* SHORT EXERCISE
Among the records that follow, count the lines with the string "content"; report only that count.

(Rows from a dataset)
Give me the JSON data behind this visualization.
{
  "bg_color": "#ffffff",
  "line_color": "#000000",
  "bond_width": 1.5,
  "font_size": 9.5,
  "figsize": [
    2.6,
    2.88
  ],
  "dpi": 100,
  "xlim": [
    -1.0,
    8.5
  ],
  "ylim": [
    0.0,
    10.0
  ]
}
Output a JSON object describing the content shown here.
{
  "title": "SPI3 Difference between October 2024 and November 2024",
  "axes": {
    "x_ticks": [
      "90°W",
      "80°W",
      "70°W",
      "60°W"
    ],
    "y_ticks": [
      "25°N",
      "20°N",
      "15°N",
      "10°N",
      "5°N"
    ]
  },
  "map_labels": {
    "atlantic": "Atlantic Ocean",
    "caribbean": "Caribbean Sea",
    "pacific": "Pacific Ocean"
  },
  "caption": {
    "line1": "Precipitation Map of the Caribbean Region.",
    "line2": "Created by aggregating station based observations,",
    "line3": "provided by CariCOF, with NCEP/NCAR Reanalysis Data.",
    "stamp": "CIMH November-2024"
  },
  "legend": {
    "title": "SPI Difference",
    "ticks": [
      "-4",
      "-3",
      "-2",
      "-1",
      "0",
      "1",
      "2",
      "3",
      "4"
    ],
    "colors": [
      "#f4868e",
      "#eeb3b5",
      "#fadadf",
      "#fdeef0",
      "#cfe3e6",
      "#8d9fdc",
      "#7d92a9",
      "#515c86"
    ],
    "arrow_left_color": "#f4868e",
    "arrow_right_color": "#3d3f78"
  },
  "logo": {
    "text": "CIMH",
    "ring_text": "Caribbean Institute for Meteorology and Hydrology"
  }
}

* * *

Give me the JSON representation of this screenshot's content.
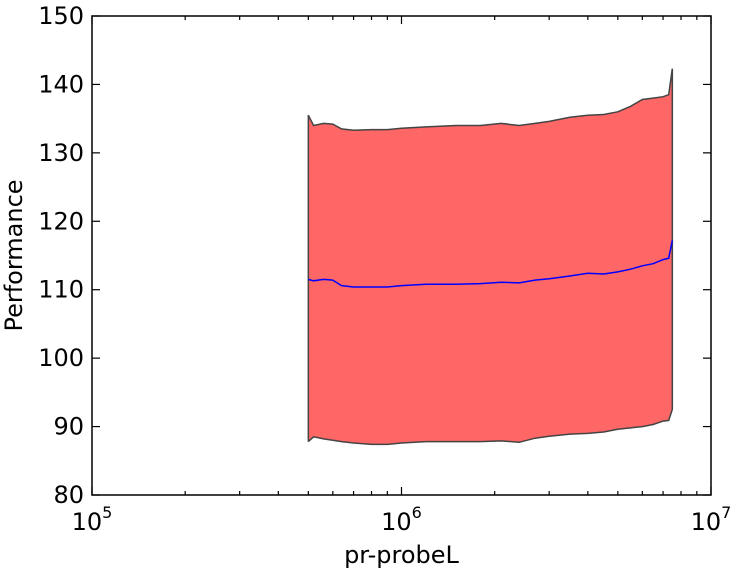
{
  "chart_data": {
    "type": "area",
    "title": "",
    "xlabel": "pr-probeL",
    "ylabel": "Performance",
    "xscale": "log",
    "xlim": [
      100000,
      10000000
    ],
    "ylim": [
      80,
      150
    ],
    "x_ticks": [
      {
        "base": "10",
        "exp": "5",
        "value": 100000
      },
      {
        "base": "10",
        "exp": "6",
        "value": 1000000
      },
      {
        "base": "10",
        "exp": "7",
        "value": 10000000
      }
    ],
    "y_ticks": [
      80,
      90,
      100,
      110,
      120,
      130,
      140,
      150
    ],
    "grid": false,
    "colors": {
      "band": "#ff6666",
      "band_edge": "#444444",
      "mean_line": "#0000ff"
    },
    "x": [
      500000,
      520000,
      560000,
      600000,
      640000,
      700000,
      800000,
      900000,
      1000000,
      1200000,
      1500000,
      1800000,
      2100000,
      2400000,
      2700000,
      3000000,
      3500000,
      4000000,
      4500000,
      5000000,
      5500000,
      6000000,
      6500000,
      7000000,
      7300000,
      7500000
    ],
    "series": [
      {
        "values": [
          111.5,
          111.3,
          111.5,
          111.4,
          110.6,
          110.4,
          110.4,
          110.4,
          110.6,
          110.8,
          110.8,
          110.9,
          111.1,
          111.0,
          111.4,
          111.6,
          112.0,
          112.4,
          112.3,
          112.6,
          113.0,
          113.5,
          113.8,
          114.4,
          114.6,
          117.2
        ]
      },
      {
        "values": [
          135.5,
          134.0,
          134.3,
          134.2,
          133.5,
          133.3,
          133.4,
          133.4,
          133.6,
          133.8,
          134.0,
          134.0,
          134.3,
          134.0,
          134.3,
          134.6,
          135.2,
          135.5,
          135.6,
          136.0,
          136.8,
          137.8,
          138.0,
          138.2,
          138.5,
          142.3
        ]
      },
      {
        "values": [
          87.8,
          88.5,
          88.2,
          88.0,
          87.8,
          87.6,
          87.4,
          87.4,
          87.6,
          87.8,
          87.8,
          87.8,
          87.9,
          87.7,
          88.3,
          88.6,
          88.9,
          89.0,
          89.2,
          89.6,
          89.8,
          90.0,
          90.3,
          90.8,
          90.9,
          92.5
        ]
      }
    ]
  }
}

* RESPONSE TO THIS TASK
2